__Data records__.
-=-=-

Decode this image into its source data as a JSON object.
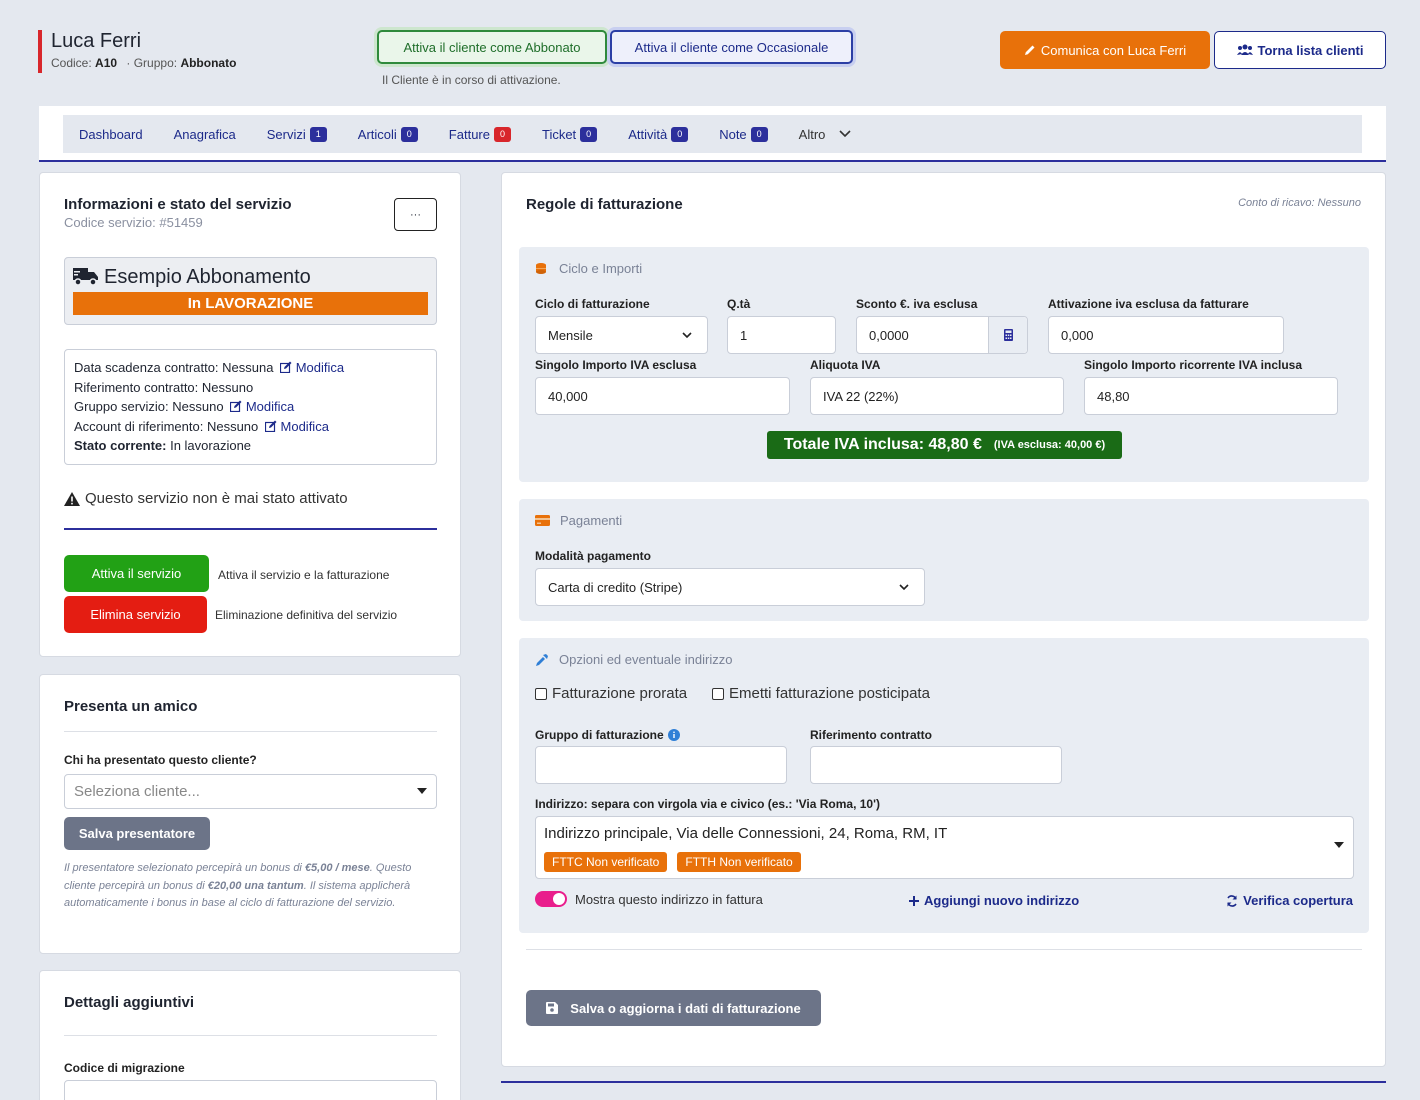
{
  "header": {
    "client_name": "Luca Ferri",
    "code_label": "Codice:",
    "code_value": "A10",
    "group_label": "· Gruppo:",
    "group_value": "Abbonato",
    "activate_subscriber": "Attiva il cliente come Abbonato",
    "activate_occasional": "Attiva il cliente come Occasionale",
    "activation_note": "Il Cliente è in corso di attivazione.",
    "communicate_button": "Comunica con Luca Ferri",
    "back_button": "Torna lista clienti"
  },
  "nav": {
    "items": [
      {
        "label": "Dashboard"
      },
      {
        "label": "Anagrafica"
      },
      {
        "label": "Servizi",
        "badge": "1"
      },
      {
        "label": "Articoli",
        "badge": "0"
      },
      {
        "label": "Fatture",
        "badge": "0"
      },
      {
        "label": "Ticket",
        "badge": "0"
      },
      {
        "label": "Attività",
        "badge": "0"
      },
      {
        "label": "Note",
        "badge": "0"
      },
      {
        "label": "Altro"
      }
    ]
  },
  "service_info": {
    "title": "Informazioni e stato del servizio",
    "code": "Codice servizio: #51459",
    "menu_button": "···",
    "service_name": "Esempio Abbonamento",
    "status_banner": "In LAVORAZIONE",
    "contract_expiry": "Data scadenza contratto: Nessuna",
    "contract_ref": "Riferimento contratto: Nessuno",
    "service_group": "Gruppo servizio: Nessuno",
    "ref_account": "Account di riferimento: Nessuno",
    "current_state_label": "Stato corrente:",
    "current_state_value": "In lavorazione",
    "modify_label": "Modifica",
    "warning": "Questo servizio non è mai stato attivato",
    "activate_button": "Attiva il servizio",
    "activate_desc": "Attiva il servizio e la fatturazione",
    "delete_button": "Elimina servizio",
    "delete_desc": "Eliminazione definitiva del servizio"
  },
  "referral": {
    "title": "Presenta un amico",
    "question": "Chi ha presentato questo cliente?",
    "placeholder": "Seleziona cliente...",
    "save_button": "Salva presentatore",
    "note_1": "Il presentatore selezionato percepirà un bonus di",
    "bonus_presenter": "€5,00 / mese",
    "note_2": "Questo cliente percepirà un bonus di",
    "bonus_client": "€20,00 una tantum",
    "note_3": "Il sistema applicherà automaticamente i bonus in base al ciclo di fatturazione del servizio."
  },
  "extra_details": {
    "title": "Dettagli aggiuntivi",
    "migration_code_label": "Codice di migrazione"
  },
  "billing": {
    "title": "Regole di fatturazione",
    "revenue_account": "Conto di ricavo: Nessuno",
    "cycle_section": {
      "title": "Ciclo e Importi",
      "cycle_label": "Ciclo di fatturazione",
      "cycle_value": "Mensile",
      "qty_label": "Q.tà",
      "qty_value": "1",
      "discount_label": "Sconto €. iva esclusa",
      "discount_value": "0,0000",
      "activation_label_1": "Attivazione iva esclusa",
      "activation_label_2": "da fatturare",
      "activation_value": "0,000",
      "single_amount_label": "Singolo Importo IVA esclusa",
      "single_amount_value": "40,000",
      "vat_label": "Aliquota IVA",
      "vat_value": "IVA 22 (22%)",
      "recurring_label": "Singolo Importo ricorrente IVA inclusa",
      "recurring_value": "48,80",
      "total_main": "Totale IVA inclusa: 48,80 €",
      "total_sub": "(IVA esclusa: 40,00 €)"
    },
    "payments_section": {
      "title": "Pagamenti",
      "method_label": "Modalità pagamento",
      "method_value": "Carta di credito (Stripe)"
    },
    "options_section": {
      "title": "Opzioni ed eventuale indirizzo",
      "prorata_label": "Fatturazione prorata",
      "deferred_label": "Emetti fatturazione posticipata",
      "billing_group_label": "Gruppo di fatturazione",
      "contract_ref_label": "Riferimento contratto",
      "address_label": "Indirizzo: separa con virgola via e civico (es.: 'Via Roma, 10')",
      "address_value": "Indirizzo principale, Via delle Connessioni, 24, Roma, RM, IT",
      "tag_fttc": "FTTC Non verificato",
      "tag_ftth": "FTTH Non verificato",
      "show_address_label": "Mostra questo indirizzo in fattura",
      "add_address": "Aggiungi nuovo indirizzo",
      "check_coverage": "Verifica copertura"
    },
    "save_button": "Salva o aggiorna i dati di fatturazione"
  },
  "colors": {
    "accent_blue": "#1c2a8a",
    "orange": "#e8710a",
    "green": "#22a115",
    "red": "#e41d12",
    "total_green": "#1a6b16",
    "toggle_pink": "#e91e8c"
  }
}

-=-=-

__Stated task__. Reproduce the material in full, word for word, and omit the pictures.

__Complete output__.
Decode this image into its source data as a JSON object.
{
  "header": {
    "client_name": "Luca Ferri",
    "code_label": "Codice:",
    "code_value": "A10",
    "group_label": "· Gruppo:",
    "group_value": "Abbonato",
    "activate_subscriber": "Attiva il cliente come Abbonato",
    "activate_occasional": "Attiva il cliente come Occasionale",
    "activation_note": "Il Cliente è in corso di attivazione.",
    "communicate_button": "Comunica con Luca Ferri",
    "back_button": "Torna lista clienti"
  },
  "nav": {
    "items": [
      {
        "label": "Dashboard"
      },
      {
        "label": "Anagrafica"
      },
      {
        "label": "Servizi",
        "badge": "1"
      },
      {
        "label": "Articoli",
        "badge": "0"
      },
      {
        "label": "Fatture",
        "badge": "0"
      },
      {
        "label": "Ticket",
        "badge": "0"
      },
      {
        "label": "Attività",
        "badge": "0"
      },
      {
        "label": "Note",
        "badge": "0"
      },
      {
        "label": "Altro"
      }
    ]
  },
  "service_info": {
    "title": "Informazioni e stato del servizio",
    "code": "Codice servizio: #51459",
    "menu_button": "···",
    "service_name": "Esempio Abbonamento",
    "status_banner": "In LAVORAZIONE",
    "contract_expiry": "Data scadenza contratto: Nessuna",
    "contract_ref": "Riferimento contratto: Nessuno",
    "service_group": "Gruppo servizio: Nessuno",
    "ref_account": "Account di riferimento: Nessuno",
    "current_state_label": "Stato corrente:",
    "current_state_value": "In lavorazione",
    "modify_label": "Modifica",
    "warning": "Questo servizio non è mai stato attivato",
    "activate_button": "Attiva il servizio",
    "activate_desc": "Attiva il servizio e la fatturazione",
    "delete_button": "Elimina servizio",
    "delete_desc": "Eliminazione definitiva del servizio"
  },
  "referral": {
    "title": "Presenta un amico",
    "question": "Chi ha presentato questo cliente?",
    "placeholder": "Seleziona cliente...",
    "save_button": "Salva presentatore",
    "note_1": "Il presentatore selezionato percepirà un bonus di",
    "bonus_presenter": "€5,00 / mese",
    "note_2": "Questo cliente percepirà un bonus di",
    "bonus_client": "€20,00 una tantum",
    "note_3": "Il sistema applicherà automaticamente i bonus in base al ciclo di fatturazione del servizio."
  },
  "extra_details": {
    "title": "Dettagli aggiuntivi",
    "migration_code_label": "Codice di migrazione"
  },
  "billing": {
    "title": "Regole di fatturazione",
    "revenue_account": "Conto di ricavo: Nessuno",
    "cycle_section": {
      "title": "Ciclo e Importi",
      "cycle_label": "Ciclo di fatturazione",
      "cycle_value": "Mensile",
      "qty_label": "Q.tà",
      "qty_value": "1",
      "discount_label": "Sconto €. iva esclusa",
      "discount_value": "0,0000",
      "activation_label_1": "Attivazione iva esclusa",
      "activation_label_2": "da fatturare",
      "activation_value": "0,000",
      "single_amount_label": "Singolo Importo IVA esclusa",
      "single_amount_value": "40,000",
      "vat_label": "Aliquota IVA",
      "vat_value": "IVA 22 (22%)",
      "recurring_label": "Singolo Importo ricorrente IVA inclusa",
      "recurring_value": "48,80",
      "total_main": "Totale IVA inclusa: 48,80 €",
      "total_sub": "(IVA esclusa: 40,00 €)"
    },
    "payments_section": {
      "title": "Pagamenti",
      "method_label": "Modalità pagamento",
      "method_value": "Carta di credito (Stripe)"
    },
    "options_section": {
      "title": "Opzioni ed eventuale indirizzo",
      "prorata_label": "Fatturazione prorata",
      "deferred_label": "Emetti fatturazione posticipata",
      "billing_group_label": "Gruppo di fatturazione",
      "contract_ref_label": "Riferimento contratto",
      "address_label": "Indirizzo: separa con virgola via e civico (es.: 'Via Roma, 10')",
      "address_value": "Indirizzo principale, Via delle Connessioni, 24, Roma, RM, IT",
      "tag_fttc": "FTTC Non verificato",
      "tag_ftth": "FTTH Non verificato",
      "show_address_label": "Mostra questo indirizzo in fattura",
      "add_address": "Aggiungi nuovo indirizzo",
      "check_coverage": "Verifica copertura"
    },
    "save_button": "Salva o aggiorna i dati di fatturazione"
  },
  "colors": {
    "accent_blue": "#1c2a8a",
    "orange": "#e8710a",
    "green": "#22a115",
    "red": "#e41d12",
    "total_green": "#1a6b16",
    "toggle_pink": "#e91e8c"
  }
}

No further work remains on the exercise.